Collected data
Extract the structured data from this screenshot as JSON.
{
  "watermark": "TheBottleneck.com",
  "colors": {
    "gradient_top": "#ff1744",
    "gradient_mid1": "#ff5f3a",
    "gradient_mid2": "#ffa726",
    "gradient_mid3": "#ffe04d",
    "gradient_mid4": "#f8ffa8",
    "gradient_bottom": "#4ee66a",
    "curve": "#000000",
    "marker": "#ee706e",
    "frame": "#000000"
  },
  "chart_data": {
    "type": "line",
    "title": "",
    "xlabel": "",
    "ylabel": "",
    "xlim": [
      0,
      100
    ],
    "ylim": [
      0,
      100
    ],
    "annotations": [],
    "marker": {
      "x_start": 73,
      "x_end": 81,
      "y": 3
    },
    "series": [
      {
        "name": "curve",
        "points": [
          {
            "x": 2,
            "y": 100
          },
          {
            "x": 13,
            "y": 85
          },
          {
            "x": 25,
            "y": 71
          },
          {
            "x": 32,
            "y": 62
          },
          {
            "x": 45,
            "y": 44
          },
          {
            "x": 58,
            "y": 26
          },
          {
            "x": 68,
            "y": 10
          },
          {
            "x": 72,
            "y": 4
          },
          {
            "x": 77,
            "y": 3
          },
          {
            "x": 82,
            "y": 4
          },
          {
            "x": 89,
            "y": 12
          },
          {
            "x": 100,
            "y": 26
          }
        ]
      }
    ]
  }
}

» **Prompt**
Generate an exact reproduction of all entries.

» **The response**
Extract the structured data from this screenshot as JSON.
{
  "watermark": "TheBottleneck.com",
  "colors": {
    "gradient_top": "#ff1744",
    "gradient_mid1": "#ff5f3a",
    "gradient_mid2": "#ffa726",
    "gradient_mid3": "#ffe04d",
    "gradient_mid4": "#f8ffa8",
    "gradient_bottom": "#4ee66a",
    "curve": "#000000",
    "marker": "#ee706e",
    "frame": "#000000"
  },
  "chart_data": {
    "type": "line",
    "title": "",
    "xlabel": "",
    "ylabel": "",
    "xlim": [
      0,
      100
    ],
    "ylim": [
      0,
      100
    ],
    "annotations": [],
    "marker": {
      "x_start": 73,
      "x_end": 81,
      "y": 3
    },
    "series": [
      {
        "name": "curve",
        "points": [
          {
            "x": 2,
            "y": 100
          },
          {
            "x": 13,
            "y": 85
          },
          {
            "x": 25,
            "y": 71
          },
          {
            "x": 32,
            "y": 62
          },
          {
            "x": 45,
            "y": 44
          },
          {
            "x": 58,
            "y": 26
          },
          {
            "x": 68,
            "y": 10
          },
          {
            "x": 72,
            "y": 4
          },
          {
            "x": 77,
            "y": 3
          },
          {
            "x": 82,
            "y": 4
          },
          {
            "x": 89,
            "y": 12
          },
          {
            "x": 100,
            "y": 26
          }
        ]
      }
    ]
  }
}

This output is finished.